[Data for the task]

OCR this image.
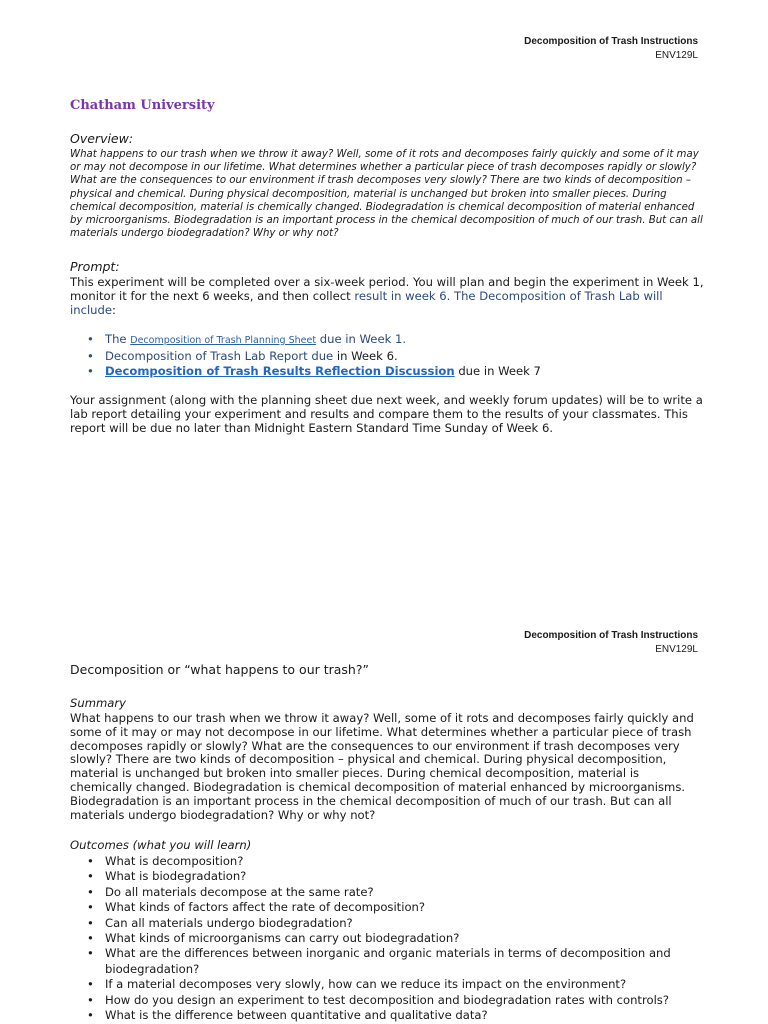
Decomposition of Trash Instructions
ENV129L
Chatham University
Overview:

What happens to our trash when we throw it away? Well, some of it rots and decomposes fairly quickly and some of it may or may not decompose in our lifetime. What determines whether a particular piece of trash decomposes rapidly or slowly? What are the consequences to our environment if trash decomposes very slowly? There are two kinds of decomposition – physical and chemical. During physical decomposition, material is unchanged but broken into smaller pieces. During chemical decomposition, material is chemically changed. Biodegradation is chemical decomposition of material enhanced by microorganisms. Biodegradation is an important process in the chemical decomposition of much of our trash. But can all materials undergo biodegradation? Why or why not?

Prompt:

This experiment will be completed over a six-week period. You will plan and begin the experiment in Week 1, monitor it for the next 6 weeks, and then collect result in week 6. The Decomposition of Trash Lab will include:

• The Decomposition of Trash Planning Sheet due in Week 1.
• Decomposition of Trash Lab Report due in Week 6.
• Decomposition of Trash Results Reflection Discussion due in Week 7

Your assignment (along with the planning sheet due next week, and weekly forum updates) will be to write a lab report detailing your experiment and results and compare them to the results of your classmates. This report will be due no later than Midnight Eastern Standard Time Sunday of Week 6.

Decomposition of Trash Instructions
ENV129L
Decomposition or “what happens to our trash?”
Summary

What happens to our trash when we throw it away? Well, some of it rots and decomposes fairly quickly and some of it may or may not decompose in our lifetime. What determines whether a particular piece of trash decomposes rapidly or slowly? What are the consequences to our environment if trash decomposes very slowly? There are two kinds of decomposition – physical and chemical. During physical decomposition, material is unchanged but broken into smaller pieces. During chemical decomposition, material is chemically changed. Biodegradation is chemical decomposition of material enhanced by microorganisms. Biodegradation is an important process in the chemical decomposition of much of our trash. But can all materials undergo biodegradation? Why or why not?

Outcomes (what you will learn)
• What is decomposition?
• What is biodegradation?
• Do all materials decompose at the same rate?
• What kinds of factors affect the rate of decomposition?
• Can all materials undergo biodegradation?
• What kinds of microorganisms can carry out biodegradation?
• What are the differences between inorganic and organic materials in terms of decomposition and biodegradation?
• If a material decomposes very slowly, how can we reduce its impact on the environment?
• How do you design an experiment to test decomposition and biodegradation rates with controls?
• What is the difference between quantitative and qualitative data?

[The exercise]
Repeat each entry exactly as given; no pictures belong in the copy.

[Task response]
OCR this image.
Decomposition of Trash Instructions
ENV129L
Chatham University
Overview:

What happens to our trash when we throw it away? Well, some of it rots and decomposes fairly quickly and some of it may or may not decompose in our lifetime. What determines whether a particular piece of trash decomposes rapidly or slowly? What are the consequences to our environment if trash decomposes very slowly? There are two kinds of decomposition – physical and chemical. During physical decomposition, material is unchanged but broken into smaller pieces. During chemical decomposition, material is chemically changed. Biodegradation is chemical decomposition of material enhanced by microorganisms. Biodegradation is an important process in the chemical decomposition of much of our trash. But can all materials undergo biodegradation? Why or why not?

Prompt:

This experiment will be completed over a six-week period. You will plan and begin the experiment in Week 1, monitor it for the next 6 weeks, and then collect result in week 6. The Decomposition of Trash Lab will include:

• The Decomposition of Trash Planning Sheet due in Week 1.
• Decomposition of Trash Lab Report due in Week 6.
• Decomposition of Trash Results Reflection Discussion due in Week 7

Your assignment (along with the planning sheet due next week, and weekly forum updates) will be to write a lab report detailing your experiment and results and compare them to the results of your classmates. This report will be due no later than Midnight Eastern Standard Time Sunday of Week 6.

Decomposition of Trash Instructions
ENV129L
Decomposition or “what happens to our trash?”
Summary

What happens to our trash when we throw it away? Well, some of it rots and decomposes fairly quickly and some of it may or may not decompose in our lifetime. What determines whether a particular piece of trash decomposes rapidly or slowly? What are the consequences to our environment if trash decomposes very slowly? There are two kinds of decomposition – physical and chemical. During physical decomposition, material is unchanged but broken into smaller pieces. During chemical decomposition, material is chemically changed. Biodegradation is chemical decomposition of material enhanced by microorganisms. Biodegradation is an important process in the chemical decomposition of much of our trash. But can all materials undergo biodegradation? Why or why not?

Outcomes (what you will learn)
• What is decomposition?
• What is biodegradation?
• Do all materials decompose at the same rate?
• What kinds of factors affect the rate of decomposition?
• Can all materials undergo biodegradation?
• What kinds of microorganisms can carry out biodegradation?
• What are the differences between inorganic and organic materials in terms of decomposition and biodegradation?
• If a material decomposes very slowly, how can we reduce its impact on the environment?
• How do you design an experiment to test decomposition and biodegradation rates with controls?
• What is the difference between quantitative and qualitative data?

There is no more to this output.